** Your instructions **
Please return only the lines from the one with "Convert this chart" through the final line of the data, unchanged, with pictures omitted.

Data tied to figure images:
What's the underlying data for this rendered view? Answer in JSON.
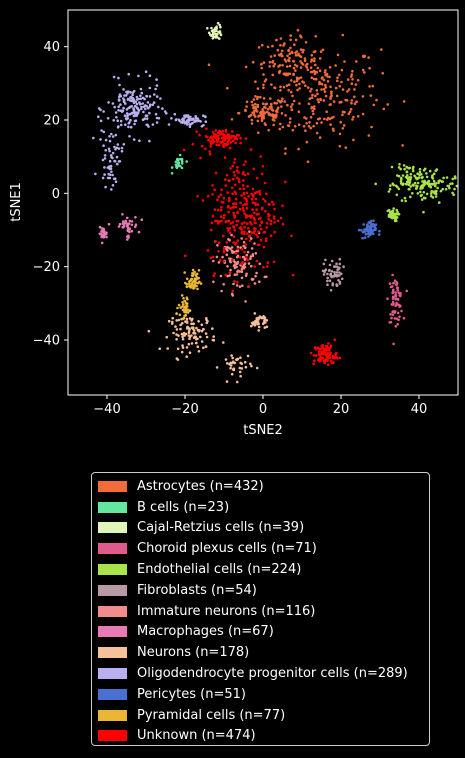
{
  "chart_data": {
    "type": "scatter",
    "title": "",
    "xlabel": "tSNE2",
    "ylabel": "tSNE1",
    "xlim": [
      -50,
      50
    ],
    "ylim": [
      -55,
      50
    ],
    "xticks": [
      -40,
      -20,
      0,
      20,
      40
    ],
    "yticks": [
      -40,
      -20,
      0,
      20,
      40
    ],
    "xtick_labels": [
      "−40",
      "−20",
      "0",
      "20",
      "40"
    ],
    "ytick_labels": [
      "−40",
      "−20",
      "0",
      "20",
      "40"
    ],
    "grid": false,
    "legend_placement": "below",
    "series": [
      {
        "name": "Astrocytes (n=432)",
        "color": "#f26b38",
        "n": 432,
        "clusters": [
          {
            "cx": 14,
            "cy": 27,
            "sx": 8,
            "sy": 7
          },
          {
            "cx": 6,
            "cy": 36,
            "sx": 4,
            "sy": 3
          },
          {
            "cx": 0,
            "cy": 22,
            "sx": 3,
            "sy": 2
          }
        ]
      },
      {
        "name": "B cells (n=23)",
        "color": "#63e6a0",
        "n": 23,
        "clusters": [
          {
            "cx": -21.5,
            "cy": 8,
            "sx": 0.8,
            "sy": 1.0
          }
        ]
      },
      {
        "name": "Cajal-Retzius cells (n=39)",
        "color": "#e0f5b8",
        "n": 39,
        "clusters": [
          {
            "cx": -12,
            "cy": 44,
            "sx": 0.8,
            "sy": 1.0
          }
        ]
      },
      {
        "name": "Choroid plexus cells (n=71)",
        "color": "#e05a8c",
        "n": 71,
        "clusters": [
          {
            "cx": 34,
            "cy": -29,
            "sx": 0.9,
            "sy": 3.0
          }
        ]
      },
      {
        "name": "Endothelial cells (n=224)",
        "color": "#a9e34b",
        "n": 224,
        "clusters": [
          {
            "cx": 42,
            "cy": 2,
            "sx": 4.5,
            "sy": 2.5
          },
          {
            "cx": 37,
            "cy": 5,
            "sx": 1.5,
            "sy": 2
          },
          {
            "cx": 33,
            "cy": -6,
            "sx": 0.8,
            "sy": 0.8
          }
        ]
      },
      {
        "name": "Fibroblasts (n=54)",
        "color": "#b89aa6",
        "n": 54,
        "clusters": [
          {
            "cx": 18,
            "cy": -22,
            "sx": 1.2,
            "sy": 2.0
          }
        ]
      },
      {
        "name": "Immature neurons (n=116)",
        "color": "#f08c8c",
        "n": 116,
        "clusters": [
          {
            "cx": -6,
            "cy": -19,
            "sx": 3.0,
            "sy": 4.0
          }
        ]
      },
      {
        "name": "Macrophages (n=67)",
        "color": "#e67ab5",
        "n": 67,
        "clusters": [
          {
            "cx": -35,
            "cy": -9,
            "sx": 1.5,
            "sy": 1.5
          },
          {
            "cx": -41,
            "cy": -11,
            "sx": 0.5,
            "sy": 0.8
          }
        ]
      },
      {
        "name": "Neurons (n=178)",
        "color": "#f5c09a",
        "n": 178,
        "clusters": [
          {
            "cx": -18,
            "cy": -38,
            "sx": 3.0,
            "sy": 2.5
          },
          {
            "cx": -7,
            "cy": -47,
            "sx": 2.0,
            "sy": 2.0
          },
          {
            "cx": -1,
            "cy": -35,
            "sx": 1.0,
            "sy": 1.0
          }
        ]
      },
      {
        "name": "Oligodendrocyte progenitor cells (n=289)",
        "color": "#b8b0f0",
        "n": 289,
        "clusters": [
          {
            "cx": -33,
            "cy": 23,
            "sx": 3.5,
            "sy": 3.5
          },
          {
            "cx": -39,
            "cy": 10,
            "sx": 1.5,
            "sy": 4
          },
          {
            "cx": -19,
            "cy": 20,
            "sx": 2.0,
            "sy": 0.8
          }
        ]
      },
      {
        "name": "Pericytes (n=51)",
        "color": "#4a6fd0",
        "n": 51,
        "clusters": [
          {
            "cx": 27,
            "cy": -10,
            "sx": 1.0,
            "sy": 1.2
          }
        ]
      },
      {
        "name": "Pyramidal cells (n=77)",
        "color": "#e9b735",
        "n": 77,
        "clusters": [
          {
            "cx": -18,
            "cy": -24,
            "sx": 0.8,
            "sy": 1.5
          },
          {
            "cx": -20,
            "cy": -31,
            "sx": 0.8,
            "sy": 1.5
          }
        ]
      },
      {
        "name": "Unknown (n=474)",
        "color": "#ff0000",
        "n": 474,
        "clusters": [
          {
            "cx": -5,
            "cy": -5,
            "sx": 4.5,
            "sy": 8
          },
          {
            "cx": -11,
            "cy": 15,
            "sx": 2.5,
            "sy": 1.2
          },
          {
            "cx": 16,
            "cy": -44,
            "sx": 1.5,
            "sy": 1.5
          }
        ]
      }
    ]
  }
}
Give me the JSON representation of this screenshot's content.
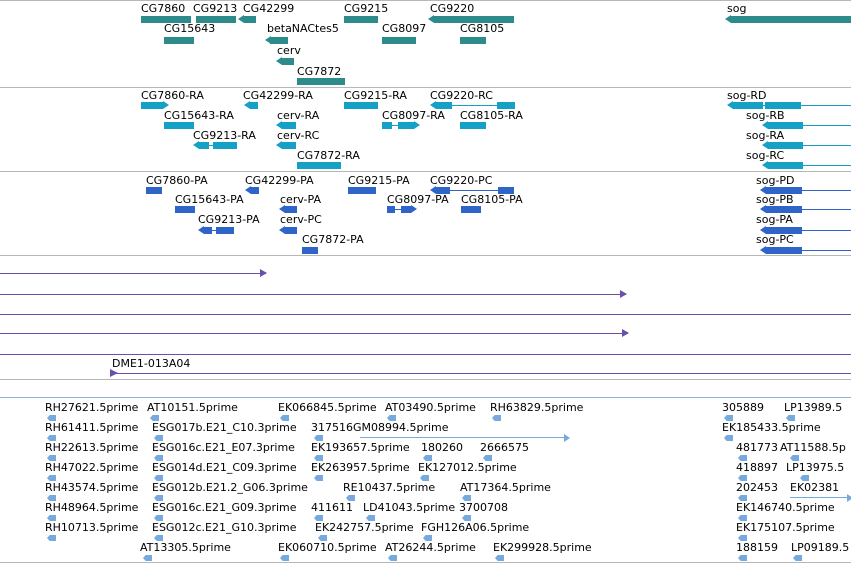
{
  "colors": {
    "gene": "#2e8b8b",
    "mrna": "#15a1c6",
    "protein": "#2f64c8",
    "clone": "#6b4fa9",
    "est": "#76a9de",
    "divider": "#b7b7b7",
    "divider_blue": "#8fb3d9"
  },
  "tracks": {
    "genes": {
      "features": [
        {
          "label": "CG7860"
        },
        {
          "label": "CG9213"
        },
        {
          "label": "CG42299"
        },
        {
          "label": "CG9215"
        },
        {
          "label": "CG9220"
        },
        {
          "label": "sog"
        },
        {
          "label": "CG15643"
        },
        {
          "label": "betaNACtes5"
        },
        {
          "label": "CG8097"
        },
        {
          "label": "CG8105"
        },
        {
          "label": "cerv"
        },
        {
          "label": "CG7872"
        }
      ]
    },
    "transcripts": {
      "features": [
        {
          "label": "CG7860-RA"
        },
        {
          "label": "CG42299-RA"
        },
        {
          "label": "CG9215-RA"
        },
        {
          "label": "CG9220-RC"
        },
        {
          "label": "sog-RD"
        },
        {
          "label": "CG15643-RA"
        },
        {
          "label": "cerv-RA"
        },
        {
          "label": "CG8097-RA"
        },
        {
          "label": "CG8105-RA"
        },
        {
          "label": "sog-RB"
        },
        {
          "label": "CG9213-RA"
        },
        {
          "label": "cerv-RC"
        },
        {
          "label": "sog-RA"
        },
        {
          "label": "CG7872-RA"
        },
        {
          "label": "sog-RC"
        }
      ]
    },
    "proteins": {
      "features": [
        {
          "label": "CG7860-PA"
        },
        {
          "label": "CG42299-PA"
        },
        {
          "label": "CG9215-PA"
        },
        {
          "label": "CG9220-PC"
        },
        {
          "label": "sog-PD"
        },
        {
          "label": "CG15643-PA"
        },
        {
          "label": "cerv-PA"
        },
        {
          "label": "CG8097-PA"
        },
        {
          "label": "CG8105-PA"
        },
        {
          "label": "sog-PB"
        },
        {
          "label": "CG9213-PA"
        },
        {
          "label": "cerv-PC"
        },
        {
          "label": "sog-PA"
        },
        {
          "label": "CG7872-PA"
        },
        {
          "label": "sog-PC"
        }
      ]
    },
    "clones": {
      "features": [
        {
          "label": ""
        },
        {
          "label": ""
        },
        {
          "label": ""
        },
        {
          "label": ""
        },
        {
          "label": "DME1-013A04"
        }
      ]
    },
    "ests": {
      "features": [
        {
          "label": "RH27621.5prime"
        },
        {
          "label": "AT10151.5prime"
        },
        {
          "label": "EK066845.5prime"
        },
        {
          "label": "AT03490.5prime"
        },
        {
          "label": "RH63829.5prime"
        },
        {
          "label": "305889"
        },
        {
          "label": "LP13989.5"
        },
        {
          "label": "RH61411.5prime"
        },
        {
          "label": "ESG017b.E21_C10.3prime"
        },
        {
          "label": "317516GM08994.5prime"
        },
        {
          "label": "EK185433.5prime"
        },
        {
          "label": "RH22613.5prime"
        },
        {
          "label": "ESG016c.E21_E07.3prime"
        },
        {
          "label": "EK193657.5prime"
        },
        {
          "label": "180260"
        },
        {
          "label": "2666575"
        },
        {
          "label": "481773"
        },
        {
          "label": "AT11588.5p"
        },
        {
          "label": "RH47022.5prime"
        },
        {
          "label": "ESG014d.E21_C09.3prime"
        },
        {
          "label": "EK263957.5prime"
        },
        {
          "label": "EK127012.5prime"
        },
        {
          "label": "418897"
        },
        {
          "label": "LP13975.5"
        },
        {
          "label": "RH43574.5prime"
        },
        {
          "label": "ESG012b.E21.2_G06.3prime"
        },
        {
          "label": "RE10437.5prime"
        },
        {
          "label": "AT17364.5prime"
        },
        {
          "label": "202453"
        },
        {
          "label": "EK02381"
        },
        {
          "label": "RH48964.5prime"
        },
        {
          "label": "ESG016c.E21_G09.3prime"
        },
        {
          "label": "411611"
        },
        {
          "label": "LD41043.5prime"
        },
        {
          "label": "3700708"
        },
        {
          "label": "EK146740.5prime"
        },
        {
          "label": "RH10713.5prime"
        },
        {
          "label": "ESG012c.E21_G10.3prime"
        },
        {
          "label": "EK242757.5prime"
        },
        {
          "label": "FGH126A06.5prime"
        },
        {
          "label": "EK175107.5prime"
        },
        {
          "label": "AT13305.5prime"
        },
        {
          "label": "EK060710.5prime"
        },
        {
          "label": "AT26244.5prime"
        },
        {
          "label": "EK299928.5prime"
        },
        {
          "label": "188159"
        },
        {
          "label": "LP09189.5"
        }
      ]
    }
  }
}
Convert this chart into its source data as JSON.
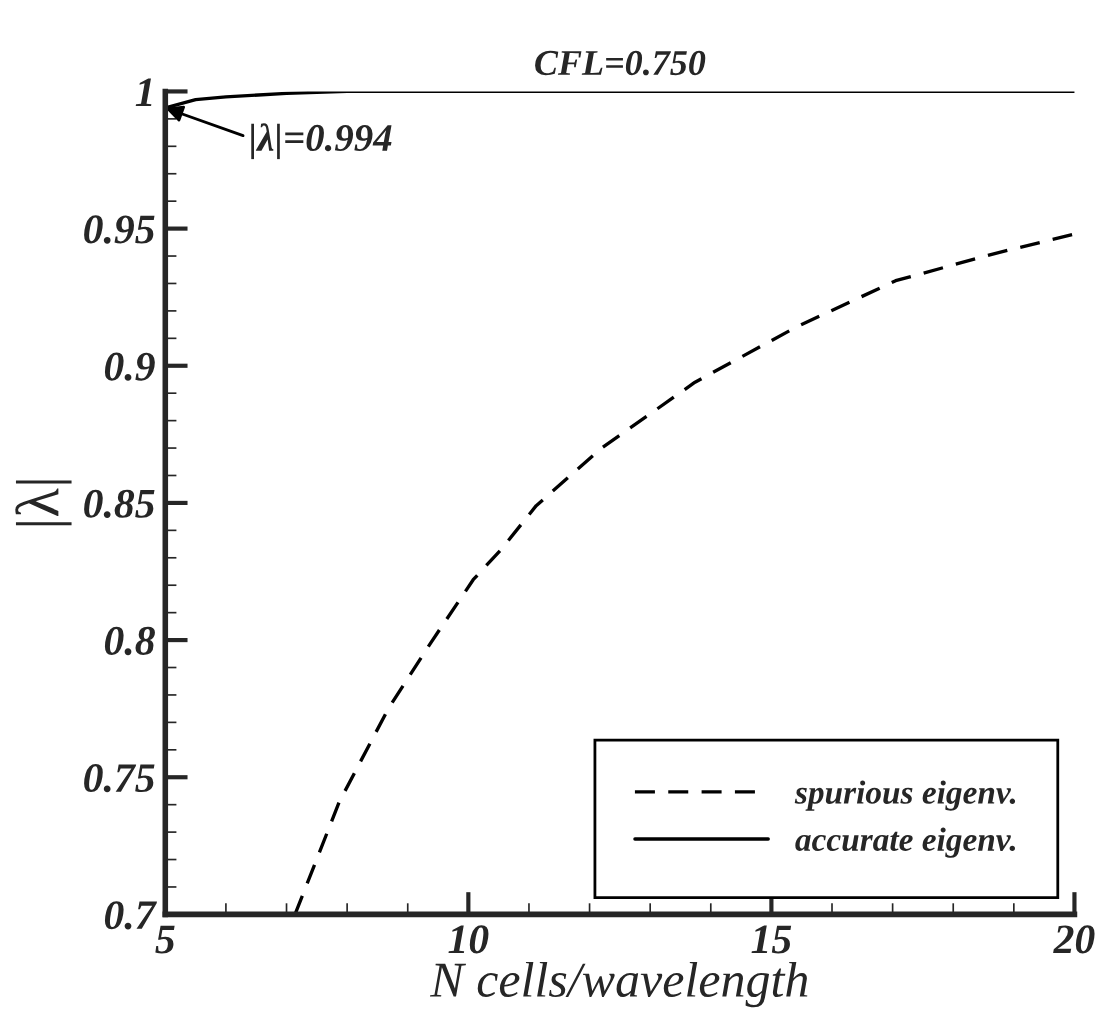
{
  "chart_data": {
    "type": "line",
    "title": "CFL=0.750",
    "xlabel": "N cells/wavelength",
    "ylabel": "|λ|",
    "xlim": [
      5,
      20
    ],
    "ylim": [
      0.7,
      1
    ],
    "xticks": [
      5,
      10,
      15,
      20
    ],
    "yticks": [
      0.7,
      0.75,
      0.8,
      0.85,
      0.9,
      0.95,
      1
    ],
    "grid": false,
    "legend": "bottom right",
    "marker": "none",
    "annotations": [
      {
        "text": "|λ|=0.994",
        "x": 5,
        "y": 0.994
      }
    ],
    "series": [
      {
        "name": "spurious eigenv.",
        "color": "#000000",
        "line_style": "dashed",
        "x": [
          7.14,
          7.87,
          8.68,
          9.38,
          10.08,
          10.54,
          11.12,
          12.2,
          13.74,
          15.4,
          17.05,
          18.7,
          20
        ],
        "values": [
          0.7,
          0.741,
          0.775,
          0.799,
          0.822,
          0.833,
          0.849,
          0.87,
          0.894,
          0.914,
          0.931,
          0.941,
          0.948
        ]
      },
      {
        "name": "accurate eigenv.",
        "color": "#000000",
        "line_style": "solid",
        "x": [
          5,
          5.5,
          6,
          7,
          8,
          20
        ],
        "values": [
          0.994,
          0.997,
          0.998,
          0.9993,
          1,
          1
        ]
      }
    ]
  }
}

** Written answer **
Convert this chart into its source data as JSON.
{
  "chart_data": {
    "type": "line",
    "title": "CFL=0.750",
    "xlabel": "N cells/wavelength",
    "ylabel": "|λ|",
    "xlim": [
      5,
      20
    ],
    "ylim": [
      0.7,
      1
    ],
    "xticks": [
      5,
      10,
      15,
      20
    ],
    "yticks": [
      0.7,
      0.75,
      0.8,
      0.85,
      0.9,
      0.95,
      1
    ],
    "grid": false,
    "legend": "bottom right",
    "marker": "none",
    "annotations": [
      {
        "text": "|λ|=0.994",
        "x": 5,
        "y": 0.994
      }
    ],
    "series": [
      {
        "name": "spurious eigenv.",
        "color": "#000000",
        "line_style": "dashed",
        "x": [
          7.14,
          7.87,
          8.68,
          9.38,
          10.08,
          10.54,
          11.12,
          12.2,
          13.74,
          15.4,
          17.05,
          18.7,
          20
        ],
        "values": [
          0.7,
          0.741,
          0.775,
          0.799,
          0.822,
          0.833,
          0.849,
          0.87,
          0.894,
          0.914,
          0.931,
          0.941,
          0.948
        ]
      },
      {
        "name": "accurate eigenv.",
        "color": "#000000",
        "line_style": "solid",
        "x": [
          5,
          5.5,
          6,
          7,
          8,
          20
        ],
        "values": [
          0.994,
          0.997,
          0.998,
          0.9993,
          1,
          1
        ]
      }
    ]
  }
}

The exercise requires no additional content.